- _Your goal_
Look through the records below and collect all lines that hold the string "horas".

══ Items

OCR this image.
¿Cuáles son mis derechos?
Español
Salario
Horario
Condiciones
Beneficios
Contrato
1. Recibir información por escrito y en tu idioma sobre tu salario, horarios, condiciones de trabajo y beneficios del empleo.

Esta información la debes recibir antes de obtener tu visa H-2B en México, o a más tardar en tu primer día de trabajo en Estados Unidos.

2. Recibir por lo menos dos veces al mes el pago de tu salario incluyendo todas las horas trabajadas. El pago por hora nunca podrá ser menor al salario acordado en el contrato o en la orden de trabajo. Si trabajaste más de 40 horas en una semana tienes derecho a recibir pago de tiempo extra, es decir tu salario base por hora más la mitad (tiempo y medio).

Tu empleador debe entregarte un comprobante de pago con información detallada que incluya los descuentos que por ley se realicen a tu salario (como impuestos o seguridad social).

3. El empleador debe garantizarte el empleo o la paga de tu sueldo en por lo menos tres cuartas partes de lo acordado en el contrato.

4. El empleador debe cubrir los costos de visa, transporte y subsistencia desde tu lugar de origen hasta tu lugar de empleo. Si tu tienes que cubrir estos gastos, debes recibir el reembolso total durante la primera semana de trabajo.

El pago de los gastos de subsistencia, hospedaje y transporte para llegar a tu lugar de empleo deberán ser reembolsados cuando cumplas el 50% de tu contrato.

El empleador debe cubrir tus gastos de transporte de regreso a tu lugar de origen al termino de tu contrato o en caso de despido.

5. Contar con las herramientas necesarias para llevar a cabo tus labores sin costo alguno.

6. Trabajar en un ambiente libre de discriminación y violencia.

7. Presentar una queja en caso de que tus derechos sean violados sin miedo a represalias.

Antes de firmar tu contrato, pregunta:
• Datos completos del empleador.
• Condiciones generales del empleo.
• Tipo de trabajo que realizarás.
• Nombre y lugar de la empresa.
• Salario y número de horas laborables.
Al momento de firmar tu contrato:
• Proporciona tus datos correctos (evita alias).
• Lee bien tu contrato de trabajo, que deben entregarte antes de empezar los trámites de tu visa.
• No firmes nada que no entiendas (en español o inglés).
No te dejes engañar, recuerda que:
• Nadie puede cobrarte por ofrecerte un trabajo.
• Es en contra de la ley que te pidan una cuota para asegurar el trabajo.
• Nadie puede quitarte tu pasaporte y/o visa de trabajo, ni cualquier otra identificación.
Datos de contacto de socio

════

- _Full output_
2. Recibir por lo menos dos veces al mes el pago de tu salario incluyendo todas las horas trabajadas. El pago por hora nunca podrá ser menor al salario acordado en el contrato o en la orden de trabajo. Si trabajaste más de 40 horas en una semana tienes derecho a recibir pago de tiempo extra, es decir tu salario base por hora más la mitad (tiempo y medio).
• Salario y número de horas laborables.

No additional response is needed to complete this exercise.